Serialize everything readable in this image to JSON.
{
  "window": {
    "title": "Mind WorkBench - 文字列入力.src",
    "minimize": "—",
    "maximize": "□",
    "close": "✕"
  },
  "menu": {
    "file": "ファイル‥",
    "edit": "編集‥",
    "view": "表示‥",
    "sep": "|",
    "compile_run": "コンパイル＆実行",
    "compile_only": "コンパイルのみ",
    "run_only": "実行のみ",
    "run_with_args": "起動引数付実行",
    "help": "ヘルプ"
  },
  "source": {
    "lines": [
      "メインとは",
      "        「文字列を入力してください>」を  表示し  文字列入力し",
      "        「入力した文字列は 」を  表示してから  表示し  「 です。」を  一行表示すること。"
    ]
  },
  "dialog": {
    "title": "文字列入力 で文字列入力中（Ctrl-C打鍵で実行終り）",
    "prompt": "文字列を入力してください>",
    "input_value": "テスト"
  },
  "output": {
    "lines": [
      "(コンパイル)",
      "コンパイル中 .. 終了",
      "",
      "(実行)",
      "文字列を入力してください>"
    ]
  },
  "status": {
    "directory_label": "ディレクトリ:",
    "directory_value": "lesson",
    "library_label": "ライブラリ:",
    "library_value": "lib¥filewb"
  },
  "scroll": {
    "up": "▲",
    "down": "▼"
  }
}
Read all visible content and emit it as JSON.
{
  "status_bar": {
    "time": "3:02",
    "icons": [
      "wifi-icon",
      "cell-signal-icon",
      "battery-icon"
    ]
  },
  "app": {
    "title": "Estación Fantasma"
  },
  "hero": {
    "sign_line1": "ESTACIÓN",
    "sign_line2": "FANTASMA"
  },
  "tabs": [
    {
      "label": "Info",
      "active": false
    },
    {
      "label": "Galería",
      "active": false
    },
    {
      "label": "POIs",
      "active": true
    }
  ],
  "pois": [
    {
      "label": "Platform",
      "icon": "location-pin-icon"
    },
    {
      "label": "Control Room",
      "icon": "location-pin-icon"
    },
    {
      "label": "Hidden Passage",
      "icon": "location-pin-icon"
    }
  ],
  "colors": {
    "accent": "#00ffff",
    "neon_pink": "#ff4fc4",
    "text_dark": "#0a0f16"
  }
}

> Objective: Which lines in the data above contain "title"? Show each one.

> Solution to the problem:
    "title": "Mind WorkBench - 文字列入力.src",
    "title": "文字列入力 で文字列入力中（Ctrl-C打鍵で実行終り）",
    "title": "Estación Fantasma"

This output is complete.